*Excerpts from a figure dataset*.
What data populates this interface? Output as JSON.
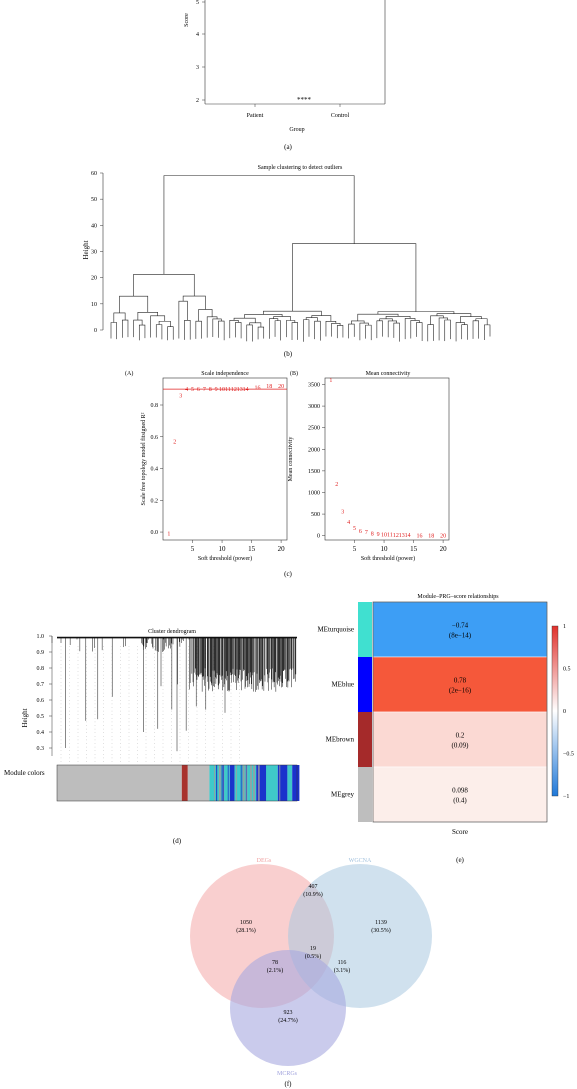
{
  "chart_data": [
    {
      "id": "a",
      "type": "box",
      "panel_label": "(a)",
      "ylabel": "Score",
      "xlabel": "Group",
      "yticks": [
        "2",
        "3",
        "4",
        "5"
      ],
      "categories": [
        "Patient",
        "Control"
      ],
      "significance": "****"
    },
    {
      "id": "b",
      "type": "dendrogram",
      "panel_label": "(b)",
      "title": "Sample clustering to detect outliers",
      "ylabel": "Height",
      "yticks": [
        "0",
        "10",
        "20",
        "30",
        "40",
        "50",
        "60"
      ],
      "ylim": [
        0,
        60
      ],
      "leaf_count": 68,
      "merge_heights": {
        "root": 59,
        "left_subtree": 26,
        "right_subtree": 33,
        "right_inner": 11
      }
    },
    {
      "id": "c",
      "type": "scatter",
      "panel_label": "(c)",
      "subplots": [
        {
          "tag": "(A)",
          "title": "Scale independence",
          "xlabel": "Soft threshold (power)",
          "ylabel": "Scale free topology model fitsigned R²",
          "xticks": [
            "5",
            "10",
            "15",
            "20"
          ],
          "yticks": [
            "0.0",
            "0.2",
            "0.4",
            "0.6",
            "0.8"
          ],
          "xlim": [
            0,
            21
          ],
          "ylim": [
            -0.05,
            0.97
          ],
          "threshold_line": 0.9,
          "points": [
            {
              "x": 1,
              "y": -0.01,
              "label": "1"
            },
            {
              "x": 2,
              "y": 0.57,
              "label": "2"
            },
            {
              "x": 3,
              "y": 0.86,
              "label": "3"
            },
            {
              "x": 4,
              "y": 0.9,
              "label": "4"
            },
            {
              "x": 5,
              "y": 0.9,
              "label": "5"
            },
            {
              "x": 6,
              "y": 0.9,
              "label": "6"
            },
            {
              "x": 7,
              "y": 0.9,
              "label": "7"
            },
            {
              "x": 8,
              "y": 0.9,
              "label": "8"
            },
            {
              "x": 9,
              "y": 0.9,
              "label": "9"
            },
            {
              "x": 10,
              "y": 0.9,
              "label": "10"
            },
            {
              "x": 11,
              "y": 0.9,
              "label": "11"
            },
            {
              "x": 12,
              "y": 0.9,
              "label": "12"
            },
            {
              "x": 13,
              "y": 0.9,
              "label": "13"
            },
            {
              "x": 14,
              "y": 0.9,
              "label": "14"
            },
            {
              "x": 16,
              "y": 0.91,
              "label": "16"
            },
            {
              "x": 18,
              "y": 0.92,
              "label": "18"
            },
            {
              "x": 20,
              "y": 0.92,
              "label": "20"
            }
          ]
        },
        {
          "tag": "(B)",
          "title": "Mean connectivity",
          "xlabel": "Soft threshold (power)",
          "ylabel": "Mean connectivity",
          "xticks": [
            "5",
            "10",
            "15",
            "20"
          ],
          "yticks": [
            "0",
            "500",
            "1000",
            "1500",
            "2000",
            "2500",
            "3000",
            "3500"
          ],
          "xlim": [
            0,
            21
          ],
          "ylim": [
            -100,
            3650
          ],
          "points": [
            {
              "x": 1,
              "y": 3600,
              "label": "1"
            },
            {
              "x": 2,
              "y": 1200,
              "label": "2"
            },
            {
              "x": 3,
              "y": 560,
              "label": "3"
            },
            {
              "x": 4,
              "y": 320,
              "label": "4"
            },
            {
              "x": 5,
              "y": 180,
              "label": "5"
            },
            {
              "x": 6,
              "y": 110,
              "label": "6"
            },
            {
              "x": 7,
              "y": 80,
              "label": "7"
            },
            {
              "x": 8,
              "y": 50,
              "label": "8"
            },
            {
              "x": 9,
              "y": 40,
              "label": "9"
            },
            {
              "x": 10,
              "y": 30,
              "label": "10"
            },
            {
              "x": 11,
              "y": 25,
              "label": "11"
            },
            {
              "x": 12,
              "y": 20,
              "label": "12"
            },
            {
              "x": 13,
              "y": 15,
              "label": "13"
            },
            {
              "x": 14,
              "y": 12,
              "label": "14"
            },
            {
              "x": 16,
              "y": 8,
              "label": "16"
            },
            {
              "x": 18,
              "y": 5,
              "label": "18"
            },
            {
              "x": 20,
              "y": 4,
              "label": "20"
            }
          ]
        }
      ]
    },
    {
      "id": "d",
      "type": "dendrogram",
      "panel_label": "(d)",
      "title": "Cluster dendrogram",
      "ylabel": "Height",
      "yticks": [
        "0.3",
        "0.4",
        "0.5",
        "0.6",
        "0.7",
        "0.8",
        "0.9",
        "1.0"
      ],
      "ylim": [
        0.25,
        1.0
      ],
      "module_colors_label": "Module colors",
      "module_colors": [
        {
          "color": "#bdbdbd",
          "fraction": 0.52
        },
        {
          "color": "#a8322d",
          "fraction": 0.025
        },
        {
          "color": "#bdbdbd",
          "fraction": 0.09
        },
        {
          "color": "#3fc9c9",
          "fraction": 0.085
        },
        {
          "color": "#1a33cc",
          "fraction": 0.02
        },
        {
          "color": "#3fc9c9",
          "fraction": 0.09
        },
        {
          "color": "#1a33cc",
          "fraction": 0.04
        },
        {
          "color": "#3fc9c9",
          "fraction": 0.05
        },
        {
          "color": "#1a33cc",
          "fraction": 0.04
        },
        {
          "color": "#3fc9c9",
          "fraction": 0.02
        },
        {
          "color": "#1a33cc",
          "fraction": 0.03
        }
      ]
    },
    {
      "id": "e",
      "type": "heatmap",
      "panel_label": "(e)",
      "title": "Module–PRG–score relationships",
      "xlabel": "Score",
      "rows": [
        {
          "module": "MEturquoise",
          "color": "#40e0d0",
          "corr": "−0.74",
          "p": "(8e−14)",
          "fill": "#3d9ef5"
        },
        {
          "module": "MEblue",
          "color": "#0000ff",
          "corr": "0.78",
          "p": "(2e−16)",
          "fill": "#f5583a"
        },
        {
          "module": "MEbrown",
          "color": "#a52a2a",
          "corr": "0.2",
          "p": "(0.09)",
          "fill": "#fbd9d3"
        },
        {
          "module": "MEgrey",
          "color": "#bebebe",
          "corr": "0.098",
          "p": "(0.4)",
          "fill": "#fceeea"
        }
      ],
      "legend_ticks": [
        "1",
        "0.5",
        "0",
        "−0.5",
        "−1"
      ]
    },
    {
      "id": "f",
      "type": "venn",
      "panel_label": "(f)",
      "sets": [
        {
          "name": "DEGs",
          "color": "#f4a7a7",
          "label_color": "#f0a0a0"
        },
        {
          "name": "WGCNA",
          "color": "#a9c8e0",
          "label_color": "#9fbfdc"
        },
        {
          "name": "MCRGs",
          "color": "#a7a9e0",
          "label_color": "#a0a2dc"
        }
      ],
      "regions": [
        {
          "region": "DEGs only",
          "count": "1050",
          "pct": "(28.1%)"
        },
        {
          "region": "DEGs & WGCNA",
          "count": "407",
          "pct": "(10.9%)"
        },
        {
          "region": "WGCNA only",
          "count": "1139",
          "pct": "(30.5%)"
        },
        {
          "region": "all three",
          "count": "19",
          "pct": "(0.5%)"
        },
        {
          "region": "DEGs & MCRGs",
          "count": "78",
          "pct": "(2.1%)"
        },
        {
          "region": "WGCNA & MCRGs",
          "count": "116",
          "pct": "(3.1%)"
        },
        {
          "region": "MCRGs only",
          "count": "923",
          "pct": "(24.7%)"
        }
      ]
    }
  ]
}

*Aim of the exercise*. Omit the pictures, then quote the rest of the material above exactly.

*Solution to this task*.
What data populates this interface? Output as JSON.
{
  "chart_data": [
    {
      "id": "a",
      "type": "box",
      "panel_label": "(a)",
      "ylabel": "Score",
      "xlabel": "Group",
      "yticks": [
        "2",
        "3",
        "4",
        "5"
      ],
      "categories": [
        "Patient",
        "Control"
      ],
      "significance": "****"
    },
    {
      "id": "b",
      "type": "dendrogram",
      "panel_label": "(b)",
      "title": "Sample clustering to detect outliers",
      "ylabel": "Height",
      "yticks": [
        "0",
        "10",
        "20",
        "30",
        "40",
        "50",
        "60"
      ],
      "ylim": [
        0,
        60
      ],
      "leaf_count": 68,
      "merge_heights": {
        "root": 59,
        "left_subtree": 26,
        "right_subtree": 33,
        "right_inner": 11
      }
    },
    {
      "id": "c",
      "type": "scatter",
      "panel_label": "(c)",
      "subplots": [
        {
          "tag": "(A)",
          "title": "Scale independence",
          "xlabel": "Soft threshold (power)",
          "ylabel": "Scale free topology model fitsigned R²",
          "xticks": [
            "5",
            "10",
            "15",
            "20"
          ],
          "yticks": [
            "0.0",
            "0.2",
            "0.4",
            "0.6",
            "0.8"
          ],
          "xlim": [
            0,
            21
          ],
          "ylim": [
            -0.05,
            0.97
          ],
          "threshold_line": 0.9,
          "points": [
            {
              "x": 1,
              "y": -0.01,
              "label": "1"
            },
            {
              "x": 2,
              "y": 0.57,
              "label": "2"
            },
            {
              "x": 3,
              "y": 0.86,
              "label": "3"
            },
            {
              "x": 4,
              "y": 0.9,
              "label": "4"
            },
            {
              "x": 5,
              "y": 0.9,
              "label": "5"
            },
            {
              "x": 6,
              "y": 0.9,
              "label": "6"
            },
            {
              "x": 7,
              "y": 0.9,
              "label": "7"
            },
            {
              "x": 8,
              "y": 0.9,
              "label": "8"
            },
            {
              "x": 9,
              "y": 0.9,
              "label": "9"
            },
            {
              "x": 10,
              "y": 0.9,
              "label": "10"
            },
            {
              "x": 11,
              "y": 0.9,
              "label": "11"
            },
            {
              "x": 12,
              "y": 0.9,
              "label": "12"
            },
            {
              "x": 13,
              "y": 0.9,
              "label": "13"
            },
            {
              "x": 14,
              "y": 0.9,
              "label": "14"
            },
            {
              "x": 16,
              "y": 0.91,
              "label": "16"
            },
            {
              "x": 18,
              "y": 0.92,
              "label": "18"
            },
            {
              "x": 20,
              "y": 0.92,
              "label": "20"
            }
          ]
        },
        {
          "tag": "(B)",
          "title": "Mean connectivity",
          "xlabel": "Soft threshold (power)",
          "ylabel": "Mean connectivity",
          "xticks": [
            "5",
            "10",
            "15",
            "20"
          ],
          "yticks": [
            "0",
            "500",
            "1000",
            "1500",
            "2000",
            "2500",
            "3000",
            "3500"
          ],
          "xlim": [
            0,
            21
          ],
          "ylim": [
            -100,
            3650
          ],
          "points": [
            {
              "x": 1,
              "y": 3600,
              "label": "1"
            },
            {
              "x": 2,
              "y": 1200,
              "label": "2"
            },
            {
              "x": 3,
              "y": 560,
              "label": "3"
            },
            {
              "x": 4,
              "y": 320,
              "label": "4"
            },
            {
              "x": 5,
              "y": 180,
              "label": "5"
            },
            {
              "x": 6,
              "y": 110,
              "label": "6"
            },
            {
              "x": 7,
              "y": 80,
              "label": "7"
            },
            {
              "x": 8,
              "y": 50,
              "label": "8"
            },
            {
              "x": 9,
              "y": 40,
              "label": "9"
            },
            {
              "x": 10,
              "y": 30,
              "label": "10"
            },
            {
              "x": 11,
              "y": 25,
              "label": "11"
            },
            {
              "x": 12,
              "y": 20,
              "label": "12"
            },
            {
              "x": 13,
              "y": 15,
              "label": "13"
            },
            {
              "x": 14,
              "y": 12,
              "label": "14"
            },
            {
              "x": 16,
              "y": 8,
              "label": "16"
            },
            {
              "x": 18,
              "y": 5,
              "label": "18"
            },
            {
              "x": 20,
              "y": 4,
              "label": "20"
            }
          ]
        }
      ]
    },
    {
      "id": "d",
      "type": "dendrogram",
      "panel_label": "(d)",
      "title": "Cluster dendrogram",
      "ylabel": "Height",
      "yticks": [
        "0.3",
        "0.4",
        "0.5",
        "0.6",
        "0.7",
        "0.8",
        "0.9",
        "1.0"
      ],
      "ylim": [
        0.25,
        1.0
      ],
      "module_colors_label": "Module colors",
      "module_colors": [
        {
          "color": "#bdbdbd",
          "fraction": 0.52
        },
        {
          "color": "#a8322d",
          "fraction": 0.025
        },
        {
          "color": "#bdbdbd",
          "fraction": 0.09
        },
        {
          "color": "#3fc9c9",
          "fraction": 0.085
        },
        {
          "color": "#1a33cc",
          "fraction": 0.02
        },
        {
          "color": "#3fc9c9",
          "fraction": 0.09
        },
        {
          "color": "#1a33cc",
          "fraction": 0.04
        },
        {
          "color": "#3fc9c9",
          "fraction": 0.05
        },
        {
          "color": "#1a33cc",
          "fraction": 0.04
        },
        {
          "color": "#3fc9c9",
          "fraction": 0.02
        },
        {
          "color": "#1a33cc",
          "fraction": 0.03
        }
      ]
    },
    {
      "id": "e",
      "type": "heatmap",
      "panel_label": "(e)",
      "title": "Module–PRG–score relationships",
      "xlabel": "Score",
      "rows": [
        {
          "module": "MEturquoise",
          "color": "#40e0d0",
          "corr": "−0.74",
          "p": "(8e−14)",
          "fill": "#3d9ef5"
        },
        {
          "module": "MEblue",
          "color": "#0000ff",
          "corr": "0.78",
          "p": "(2e−16)",
          "fill": "#f5583a"
        },
        {
          "module": "MEbrown",
          "color": "#a52a2a",
          "corr": "0.2",
          "p": "(0.09)",
          "fill": "#fbd9d3"
        },
        {
          "module": "MEgrey",
          "color": "#bebebe",
          "corr": "0.098",
          "p": "(0.4)",
          "fill": "#fceeea"
        }
      ],
      "legend_ticks": [
        "1",
        "0.5",
        "0",
        "−0.5",
        "−1"
      ]
    },
    {
      "id": "f",
      "type": "venn",
      "panel_label": "(f)",
      "sets": [
        {
          "name": "DEGs",
          "color": "#f4a7a7",
          "label_color": "#f0a0a0"
        },
        {
          "name": "WGCNA",
          "color": "#a9c8e0",
          "label_color": "#9fbfdc"
        },
        {
          "name": "MCRGs",
          "color": "#a7a9e0",
          "label_color": "#a0a2dc"
        }
      ],
      "regions": [
        {
          "region": "DEGs only",
          "count": "1050",
          "pct": "(28.1%)"
        },
        {
          "region": "DEGs & WGCNA",
          "count": "407",
          "pct": "(10.9%)"
        },
        {
          "region": "WGCNA only",
          "count": "1139",
          "pct": "(30.5%)"
        },
        {
          "region": "all three",
          "count": "19",
          "pct": "(0.5%)"
        },
        {
          "region": "DEGs & MCRGs",
          "count": "78",
          "pct": "(2.1%)"
        },
        {
          "region": "WGCNA & MCRGs",
          "count": "116",
          "pct": "(3.1%)"
        },
        {
          "region": "MCRGs only",
          "count": "923",
          "pct": "(24.7%)"
        }
      ]
    }
  ]
}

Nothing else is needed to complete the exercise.